▶ **Do this**: Collect every line below that contains the word "label".

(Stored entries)
*****

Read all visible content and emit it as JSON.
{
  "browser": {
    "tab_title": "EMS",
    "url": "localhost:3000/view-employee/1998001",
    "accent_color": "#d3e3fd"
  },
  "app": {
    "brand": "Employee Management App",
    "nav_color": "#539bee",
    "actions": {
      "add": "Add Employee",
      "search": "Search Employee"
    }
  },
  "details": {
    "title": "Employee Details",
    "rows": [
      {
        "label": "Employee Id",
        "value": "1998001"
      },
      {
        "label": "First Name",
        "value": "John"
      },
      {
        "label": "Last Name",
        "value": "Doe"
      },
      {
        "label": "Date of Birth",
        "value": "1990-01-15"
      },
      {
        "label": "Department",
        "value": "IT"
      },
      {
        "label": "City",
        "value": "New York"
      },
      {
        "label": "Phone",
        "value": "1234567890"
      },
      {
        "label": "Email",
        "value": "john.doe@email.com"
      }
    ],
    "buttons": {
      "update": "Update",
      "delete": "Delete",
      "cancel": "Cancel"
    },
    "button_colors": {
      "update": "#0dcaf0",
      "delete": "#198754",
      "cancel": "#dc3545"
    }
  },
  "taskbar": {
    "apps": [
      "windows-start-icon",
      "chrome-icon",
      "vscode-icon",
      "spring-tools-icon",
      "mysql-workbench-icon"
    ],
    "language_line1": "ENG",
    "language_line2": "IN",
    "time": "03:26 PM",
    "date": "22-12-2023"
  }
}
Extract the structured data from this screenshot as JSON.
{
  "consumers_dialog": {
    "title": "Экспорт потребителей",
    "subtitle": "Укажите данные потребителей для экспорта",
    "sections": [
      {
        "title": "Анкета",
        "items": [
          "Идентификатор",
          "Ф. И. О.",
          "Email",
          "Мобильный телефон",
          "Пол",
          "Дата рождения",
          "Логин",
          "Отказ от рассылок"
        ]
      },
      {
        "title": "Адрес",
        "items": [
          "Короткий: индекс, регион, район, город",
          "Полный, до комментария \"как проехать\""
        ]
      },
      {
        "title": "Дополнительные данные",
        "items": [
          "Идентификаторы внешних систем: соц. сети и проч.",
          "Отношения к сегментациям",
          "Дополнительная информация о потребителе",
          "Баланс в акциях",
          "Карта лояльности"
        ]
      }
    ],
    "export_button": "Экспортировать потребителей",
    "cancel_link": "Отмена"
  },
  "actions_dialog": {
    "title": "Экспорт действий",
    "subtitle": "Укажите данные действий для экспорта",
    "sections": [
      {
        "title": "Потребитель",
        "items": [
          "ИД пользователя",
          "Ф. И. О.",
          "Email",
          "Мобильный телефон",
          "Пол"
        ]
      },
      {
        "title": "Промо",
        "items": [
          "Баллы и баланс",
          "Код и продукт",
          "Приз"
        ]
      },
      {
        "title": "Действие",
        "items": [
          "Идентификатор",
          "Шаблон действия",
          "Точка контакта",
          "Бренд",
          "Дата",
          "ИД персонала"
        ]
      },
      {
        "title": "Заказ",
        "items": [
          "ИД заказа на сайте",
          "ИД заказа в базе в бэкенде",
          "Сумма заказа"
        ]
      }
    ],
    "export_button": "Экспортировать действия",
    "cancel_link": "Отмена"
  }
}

*****

▶ **Output for this task**:
        "label": "Employee Id",
        "label": "First Name",
        "label": "Last Name",
        "label": "Date of Birth",
        "label": "Department",
        "label": "City",
        "label": "Phone",
        "label": "Email",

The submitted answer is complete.